> [GIVEN INSTRUCTION] Transcribe every line of the listing below without any deviation.

> [GIVEN ENTRIES]
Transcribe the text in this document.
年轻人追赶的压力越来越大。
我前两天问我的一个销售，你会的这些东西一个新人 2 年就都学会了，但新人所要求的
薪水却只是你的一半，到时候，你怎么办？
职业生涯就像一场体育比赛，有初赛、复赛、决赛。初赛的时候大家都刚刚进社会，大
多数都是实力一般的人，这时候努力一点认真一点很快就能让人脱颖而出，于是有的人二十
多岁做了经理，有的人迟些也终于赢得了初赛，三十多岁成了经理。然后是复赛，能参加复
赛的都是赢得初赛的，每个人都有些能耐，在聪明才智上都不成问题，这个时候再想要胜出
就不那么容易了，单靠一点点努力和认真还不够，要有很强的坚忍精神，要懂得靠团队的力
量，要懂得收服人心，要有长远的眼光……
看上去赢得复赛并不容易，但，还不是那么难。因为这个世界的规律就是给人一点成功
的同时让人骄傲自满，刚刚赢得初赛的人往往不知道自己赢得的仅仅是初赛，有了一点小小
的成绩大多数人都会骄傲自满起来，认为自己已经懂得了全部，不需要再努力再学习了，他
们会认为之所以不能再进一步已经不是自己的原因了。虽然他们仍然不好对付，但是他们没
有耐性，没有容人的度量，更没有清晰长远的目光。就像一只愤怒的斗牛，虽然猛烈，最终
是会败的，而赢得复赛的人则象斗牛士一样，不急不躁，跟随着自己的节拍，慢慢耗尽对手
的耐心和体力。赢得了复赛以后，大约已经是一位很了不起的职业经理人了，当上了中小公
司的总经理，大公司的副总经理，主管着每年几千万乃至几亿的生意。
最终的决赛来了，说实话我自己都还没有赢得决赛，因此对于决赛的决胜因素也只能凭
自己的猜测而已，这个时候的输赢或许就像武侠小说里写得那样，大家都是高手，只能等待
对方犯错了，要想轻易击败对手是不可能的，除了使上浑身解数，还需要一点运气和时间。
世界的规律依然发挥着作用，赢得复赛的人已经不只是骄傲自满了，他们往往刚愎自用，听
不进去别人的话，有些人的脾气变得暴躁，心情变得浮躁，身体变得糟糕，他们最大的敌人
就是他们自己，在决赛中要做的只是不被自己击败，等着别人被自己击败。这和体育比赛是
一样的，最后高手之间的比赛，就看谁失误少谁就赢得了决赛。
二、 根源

> [EXERCISE RESPONSE]
Transcribe the text in this document.
年轻人追赶的压力越来越大。
我前两天问我的一个销售，你会的这些东西一个新人 2 年就都学会了，但新人所要求的
薪水却只是你的一半，到时候，你怎么办？
职业生涯就像一场体育比赛，有初赛、复赛、决赛。初赛的时候大家都刚刚进社会，大
多数都是实力一般的人，这时候努力一点认真一点很快就能让人脱颖而出，于是有的人二十
多岁做了经理，有的人迟些也终于赢得了初赛，三十多岁成了经理。然后是复赛，能参加复
赛的都是赢得初赛的，每个人都有些能耐，在聪明才智上都不成问题，这个时候再想要胜出
就不那么容易了，单靠一点点努力和认真还不够，要有很强的坚忍精神，要懂得靠团队的力
量，要懂得收服人心，要有长远的眼光……
看上去赢得复赛并不容易，但，还不是那么难。因为这个世界的规律就是给人一点成功
的同时让人骄傲自满，刚刚赢得初赛的人往往不知道自己赢得的仅仅是初赛，有了一点小小
的成绩大多数人都会骄傲自满起来，认为自己已经懂得了全部，不需要再努力再学习了，他
们会认为之所以不能再进一步已经不是自己的原因了。虽然他们仍然不好对付，但是他们没
有耐性，没有容人的度量，更没有清晰长远的目光。就像一只愤怒的斗牛，虽然猛烈，最终
是会败的，而赢得复赛的人则象斗牛士一样，不急不躁，跟随着自己的节拍，慢慢耗尽对手
的耐心和体力。赢得了复赛以后，大约已经是一位很了不起的职业经理人了，当上了中小公
司的总经理，大公司的副总经理，主管着每年几千万乃至几亿的生意。
最终的决赛来了，说实话我自己都还没有赢得决赛，因此对于决赛的决胜因素也只能凭
自己的猜测而已，这个时候的输赢或许就像武侠小说里写得那样，大家都是高手，只能等待
对方犯错了，要想轻易击败对手是不可能的，除了使上浑身解数，还需要一点运气和时间。
世界的规律依然发挥着作用，赢得复赛的人已经不只是骄傲自满了，他们往往刚愎自用，听
不进去别人的话，有些人的脾气变得暴躁，心情变得浮躁，身体变得糟糕，他们最大的敌人
就是他们自己，在决赛中要做的只是不被自己击败，等着别人被自己击败。这和体育比赛是
一样的，最后高手之间的比赛，就看谁失误少谁就赢得了决赛。
二、 根源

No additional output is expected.